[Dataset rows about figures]
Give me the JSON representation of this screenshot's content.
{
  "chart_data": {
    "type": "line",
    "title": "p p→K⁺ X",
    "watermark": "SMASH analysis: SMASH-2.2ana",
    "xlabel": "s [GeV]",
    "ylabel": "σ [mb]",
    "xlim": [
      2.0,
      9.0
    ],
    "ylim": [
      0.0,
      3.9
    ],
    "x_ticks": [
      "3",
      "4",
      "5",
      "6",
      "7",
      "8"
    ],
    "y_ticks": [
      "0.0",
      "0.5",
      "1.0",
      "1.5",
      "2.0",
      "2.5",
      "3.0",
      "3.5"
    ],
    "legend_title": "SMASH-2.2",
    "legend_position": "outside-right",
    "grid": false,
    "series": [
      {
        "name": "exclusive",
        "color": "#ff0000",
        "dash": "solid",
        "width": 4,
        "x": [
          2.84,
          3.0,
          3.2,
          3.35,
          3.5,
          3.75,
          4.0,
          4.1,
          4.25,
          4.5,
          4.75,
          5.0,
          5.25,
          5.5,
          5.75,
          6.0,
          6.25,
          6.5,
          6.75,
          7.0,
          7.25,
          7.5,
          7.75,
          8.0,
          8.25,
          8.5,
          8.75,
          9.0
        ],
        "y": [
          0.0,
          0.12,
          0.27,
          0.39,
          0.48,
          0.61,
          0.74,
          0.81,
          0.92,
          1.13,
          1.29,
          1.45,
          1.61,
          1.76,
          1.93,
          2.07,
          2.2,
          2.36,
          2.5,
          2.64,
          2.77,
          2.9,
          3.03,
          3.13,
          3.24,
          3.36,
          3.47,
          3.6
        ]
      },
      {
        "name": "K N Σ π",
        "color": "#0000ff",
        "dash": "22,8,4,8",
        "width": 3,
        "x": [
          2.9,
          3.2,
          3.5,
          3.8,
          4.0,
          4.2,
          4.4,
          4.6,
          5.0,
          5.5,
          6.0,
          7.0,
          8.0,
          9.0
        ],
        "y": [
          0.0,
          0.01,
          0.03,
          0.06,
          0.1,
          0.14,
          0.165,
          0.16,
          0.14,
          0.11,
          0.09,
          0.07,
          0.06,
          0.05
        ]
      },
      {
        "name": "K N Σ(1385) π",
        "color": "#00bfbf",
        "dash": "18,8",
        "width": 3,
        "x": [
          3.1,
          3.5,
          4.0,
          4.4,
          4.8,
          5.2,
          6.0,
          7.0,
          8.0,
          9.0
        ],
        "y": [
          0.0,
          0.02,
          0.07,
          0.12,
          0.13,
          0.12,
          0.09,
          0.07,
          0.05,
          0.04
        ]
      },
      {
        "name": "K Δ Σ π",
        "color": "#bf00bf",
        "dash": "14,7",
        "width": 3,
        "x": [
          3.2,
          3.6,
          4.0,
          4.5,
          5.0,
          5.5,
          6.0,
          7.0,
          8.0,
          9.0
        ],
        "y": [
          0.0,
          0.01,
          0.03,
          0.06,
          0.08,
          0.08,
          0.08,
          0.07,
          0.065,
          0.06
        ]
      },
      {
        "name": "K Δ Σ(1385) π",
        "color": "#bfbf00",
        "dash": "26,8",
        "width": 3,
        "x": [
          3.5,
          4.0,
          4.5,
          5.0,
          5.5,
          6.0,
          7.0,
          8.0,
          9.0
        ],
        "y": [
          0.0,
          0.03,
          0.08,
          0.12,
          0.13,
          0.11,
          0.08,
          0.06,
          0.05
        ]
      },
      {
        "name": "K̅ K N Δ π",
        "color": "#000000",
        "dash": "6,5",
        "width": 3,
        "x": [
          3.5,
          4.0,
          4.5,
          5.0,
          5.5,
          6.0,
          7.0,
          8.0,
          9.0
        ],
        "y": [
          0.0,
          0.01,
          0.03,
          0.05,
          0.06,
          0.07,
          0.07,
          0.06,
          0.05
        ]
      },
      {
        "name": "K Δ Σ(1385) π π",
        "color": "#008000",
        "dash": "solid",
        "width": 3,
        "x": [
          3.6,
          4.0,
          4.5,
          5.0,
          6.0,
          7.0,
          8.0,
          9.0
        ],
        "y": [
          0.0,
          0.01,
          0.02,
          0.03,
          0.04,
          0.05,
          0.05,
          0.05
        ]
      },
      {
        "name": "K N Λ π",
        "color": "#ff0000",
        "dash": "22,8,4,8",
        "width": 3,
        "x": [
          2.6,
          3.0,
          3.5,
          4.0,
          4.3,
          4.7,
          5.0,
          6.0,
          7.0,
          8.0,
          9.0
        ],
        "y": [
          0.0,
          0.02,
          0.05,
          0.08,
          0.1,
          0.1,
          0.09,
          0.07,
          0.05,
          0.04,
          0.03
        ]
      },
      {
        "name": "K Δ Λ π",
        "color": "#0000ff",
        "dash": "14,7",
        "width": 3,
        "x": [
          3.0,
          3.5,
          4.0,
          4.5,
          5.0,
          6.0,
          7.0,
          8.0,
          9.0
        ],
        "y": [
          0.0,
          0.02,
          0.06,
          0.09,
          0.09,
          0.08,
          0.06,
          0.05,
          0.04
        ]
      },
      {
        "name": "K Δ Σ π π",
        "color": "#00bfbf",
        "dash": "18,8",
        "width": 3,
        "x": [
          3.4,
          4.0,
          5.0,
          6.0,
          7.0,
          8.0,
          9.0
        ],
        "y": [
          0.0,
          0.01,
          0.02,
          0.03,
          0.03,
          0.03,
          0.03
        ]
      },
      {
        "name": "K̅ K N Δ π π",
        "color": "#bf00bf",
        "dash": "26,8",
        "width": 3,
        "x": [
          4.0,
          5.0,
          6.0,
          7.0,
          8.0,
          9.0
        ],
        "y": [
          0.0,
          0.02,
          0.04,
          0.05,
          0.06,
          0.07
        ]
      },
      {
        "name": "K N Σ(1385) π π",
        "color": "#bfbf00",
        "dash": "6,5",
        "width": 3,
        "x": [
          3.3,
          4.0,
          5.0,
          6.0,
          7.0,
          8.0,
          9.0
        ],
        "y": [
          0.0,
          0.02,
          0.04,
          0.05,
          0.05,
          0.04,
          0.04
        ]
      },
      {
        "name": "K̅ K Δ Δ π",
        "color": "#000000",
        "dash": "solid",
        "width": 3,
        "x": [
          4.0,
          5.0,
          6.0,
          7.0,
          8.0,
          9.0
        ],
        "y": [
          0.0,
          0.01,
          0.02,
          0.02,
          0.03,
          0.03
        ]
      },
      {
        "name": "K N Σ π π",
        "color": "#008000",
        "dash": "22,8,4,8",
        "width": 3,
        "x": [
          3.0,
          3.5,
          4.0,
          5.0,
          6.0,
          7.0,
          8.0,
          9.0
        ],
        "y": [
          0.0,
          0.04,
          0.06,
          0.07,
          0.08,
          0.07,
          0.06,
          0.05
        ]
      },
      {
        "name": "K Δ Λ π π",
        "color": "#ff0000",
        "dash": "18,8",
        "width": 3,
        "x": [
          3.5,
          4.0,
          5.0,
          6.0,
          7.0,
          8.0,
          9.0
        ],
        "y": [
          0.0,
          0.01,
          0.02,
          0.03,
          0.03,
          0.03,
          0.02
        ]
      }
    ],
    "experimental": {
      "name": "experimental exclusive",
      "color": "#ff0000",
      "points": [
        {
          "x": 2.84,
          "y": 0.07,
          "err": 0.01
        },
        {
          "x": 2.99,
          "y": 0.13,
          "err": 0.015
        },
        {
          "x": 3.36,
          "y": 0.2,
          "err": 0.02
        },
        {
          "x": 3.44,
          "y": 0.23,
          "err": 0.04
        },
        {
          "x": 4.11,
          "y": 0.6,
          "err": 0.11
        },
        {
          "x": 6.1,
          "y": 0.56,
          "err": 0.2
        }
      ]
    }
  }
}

» **GIVEN EXERCISE**
Exactly reproduce every record.

» **ANSWER IN FULL**
Give me the JSON representation of this screenshot's content.
{
  "chart_data": {
    "type": "line",
    "title": "p p→K⁺ X",
    "watermark": "SMASH analysis: SMASH-2.2ana",
    "xlabel": "s [GeV]",
    "ylabel": "σ [mb]",
    "xlim": [
      2.0,
      9.0
    ],
    "ylim": [
      0.0,
      3.9
    ],
    "x_ticks": [
      "3",
      "4",
      "5",
      "6",
      "7",
      "8"
    ],
    "y_ticks": [
      "0.0",
      "0.5",
      "1.0",
      "1.5",
      "2.0",
      "2.5",
      "3.0",
      "3.5"
    ],
    "legend_title": "SMASH-2.2",
    "legend_position": "outside-right",
    "grid": false,
    "series": [
      {
        "name": "exclusive",
        "color": "#ff0000",
        "dash": "solid",
        "width": 4,
        "x": [
          2.84,
          3.0,
          3.2,
          3.35,
          3.5,
          3.75,
          4.0,
          4.1,
          4.25,
          4.5,
          4.75,
          5.0,
          5.25,
          5.5,
          5.75,
          6.0,
          6.25,
          6.5,
          6.75,
          7.0,
          7.25,
          7.5,
          7.75,
          8.0,
          8.25,
          8.5,
          8.75,
          9.0
        ],
        "y": [
          0.0,
          0.12,
          0.27,
          0.39,
          0.48,
          0.61,
          0.74,
          0.81,
          0.92,
          1.13,
          1.29,
          1.45,
          1.61,
          1.76,
          1.93,
          2.07,
          2.2,
          2.36,
          2.5,
          2.64,
          2.77,
          2.9,
          3.03,
          3.13,
          3.24,
          3.36,
          3.47,
          3.6
        ]
      },
      {
        "name": "K N Σ π",
        "color": "#0000ff",
        "dash": "22,8,4,8",
        "width": 3,
        "x": [
          2.9,
          3.2,
          3.5,
          3.8,
          4.0,
          4.2,
          4.4,
          4.6,
          5.0,
          5.5,
          6.0,
          7.0,
          8.0,
          9.0
        ],
        "y": [
          0.0,
          0.01,
          0.03,
          0.06,
          0.1,
          0.14,
          0.165,
          0.16,
          0.14,
          0.11,
          0.09,
          0.07,
          0.06,
          0.05
        ]
      },
      {
        "name": "K N Σ(1385) π",
        "color": "#00bfbf",
        "dash": "18,8",
        "width": 3,
        "x": [
          3.1,
          3.5,
          4.0,
          4.4,
          4.8,
          5.2,
          6.0,
          7.0,
          8.0,
          9.0
        ],
        "y": [
          0.0,
          0.02,
          0.07,
          0.12,
          0.13,
          0.12,
          0.09,
          0.07,
          0.05,
          0.04
        ]
      },
      {
        "name": "K Δ Σ π",
        "color": "#bf00bf",
        "dash": "14,7",
        "width": 3,
        "x": [
          3.2,
          3.6,
          4.0,
          4.5,
          5.0,
          5.5,
          6.0,
          7.0,
          8.0,
          9.0
        ],
        "y": [
          0.0,
          0.01,
          0.03,
          0.06,
          0.08,
          0.08,
          0.08,
          0.07,
          0.065,
          0.06
        ]
      },
      {
        "name": "K Δ Σ(1385) π",
        "color": "#bfbf00",
        "dash": "26,8",
        "width": 3,
        "x": [
          3.5,
          4.0,
          4.5,
          5.0,
          5.5,
          6.0,
          7.0,
          8.0,
          9.0
        ],
        "y": [
          0.0,
          0.03,
          0.08,
          0.12,
          0.13,
          0.11,
          0.08,
          0.06,
          0.05
        ]
      },
      {
        "name": "K̅ K N Δ π",
        "color": "#000000",
        "dash": "6,5",
        "width": 3,
        "x": [
          3.5,
          4.0,
          4.5,
          5.0,
          5.5,
          6.0,
          7.0,
          8.0,
          9.0
        ],
        "y": [
          0.0,
          0.01,
          0.03,
          0.05,
          0.06,
          0.07,
          0.07,
          0.06,
          0.05
        ]
      },
      {
        "name": "K Δ Σ(1385) π π",
        "color": "#008000",
        "dash": "solid",
        "width": 3,
        "x": [
          3.6,
          4.0,
          4.5,
          5.0,
          6.0,
          7.0,
          8.0,
          9.0
        ],
        "y": [
          0.0,
          0.01,
          0.02,
          0.03,
          0.04,
          0.05,
          0.05,
          0.05
        ]
      },
      {
        "name": "K N Λ π",
        "color": "#ff0000",
        "dash": "22,8,4,8",
        "width": 3,
        "x": [
          2.6,
          3.0,
          3.5,
          4.0,
          4.3,
          4.7,
          5.0,
          6.0,
          7.0,
          8.0,
          9.0
        ],
        "y": [
          0.0,
          0.02,
          0.05,
          0.08,
          0.1,
          0.1,
          0.09,
          0.07,
          0.05,
          0.04,
          0.03
        ]
      },
      {
        "name": "K Δ Λ π",
        "color": "#0000ff",
        "dash": "14,7",
        "width": 3,
        "x": [
          3.0,
          3.5,
          4.0,
          4.5,
          5.0,
          6.0,
          7.0,
          8.0,
          9.0
        ],
        "y": [
          0.0,
          0.02,
          0.06,
          0.09,
          0.09,
          0.08,
          0.06,
          0.05,
          0.04
        ]
      },
      {
        "name": "K Δ Σ π π",
        "color": "#00bfbf",
        "dash": "18,8",
        "width": 3,
        "x": [
          3.4,
          4.0,
          5.0,
          6.0,
          7.0,
          8.0,
          9.0
        ],
        "y": [
          0.0,
          0.01,
          0.02,
          0.03,
          0.03,
          0.03,
          0.03
        ]
      },
      {
        "name": "K̅ K N Δ π π",
        "color": "#bf00bf",
        "dash": "26,8",
        "width": 3,
        "x": [
          4.0,
          5.0,
          6.0,
          7.0,
          8.0,
          9.0
        ],
        "y": [
          0.0,
          0.02,
          0.04,
          0.05,
          0.06,
          0.07
        ]
      },
      {
        "name": "K N Σ(1385) π π",
        "color": "#bfbf00",
        "dash": "6,5",
        "width": 3,
        "x": [
          3.3,
          4.0,
          5.0,
          6.0,
          7.0,
          8.0,
          9.0
        ],
        "y": [
          0.0,
          0.02,
          0.04,
          0.05,
          0.05,
          0.04,
          0.04
        ]
      },
      {
        "name": "K̅ K Δ Δ π",
        "color": "#000000",
        "dash": "solid",
        "width": 3,
        "x": [
          4.0,
          5.0,
          6.0,
          7.0,
          8.0,
          9.0
        ],
        "y": [
          0.0,
          0.01,
          0.02,
          0.02,
          0.03,
          0.03
        ]
      },
      {
        "name": "K N Σ π π",
        "color": "#008000",
        "dash": "22,8,4,8",
        "width": 3,
        "x": [
          3.0,
          3.5,
          4.0,
          5.0,
          6.0,
          7.0,
          8.0,
          9.0
        ],
        "y": [
          0.0,
          0.04,
          0.06,
          0.07,
          0.08,
          0.07,
          0.06,
          0.05
        ]
      },
      {
        "name": "K Δ Λ π π",
        "color": "#ff0000",
        "dash": "18,8",
        "width": 3,
        "x": [
          3.5,
          4.0,
          5.0,
          6.0,
          7.0,
          8.0,
          9.0
        ],
        "y": [
          0.0,
          0.01,
          0.02,
          0.03,
          0.03,
          0.03,
          0.02
        ]
      }
    ],
    "experimental": {
      "name": "experimental exclusive",
      "color": "#ff0000",
      "points": [
        {
          "x": 2.84,
          "y": 0.07,
          "err": 0.01
        },
        {
          "x": 2.99,
          "y": 0.13,
          "err": 0.015
        },
        {
          "x": 3.36,
          "y": 0.2,
          "err": 0.02
        },
        {
          "x": 3.44,
          "y": 0.23,
          "err": 0.04
        },
        {
          "x": 4.11,
          "y": 0.6,
          "err": 0.11
        },
        {
          "x": 6.1,
          "y": 0.56,
          "err": 0.2
        }
      ]
    }
  }
}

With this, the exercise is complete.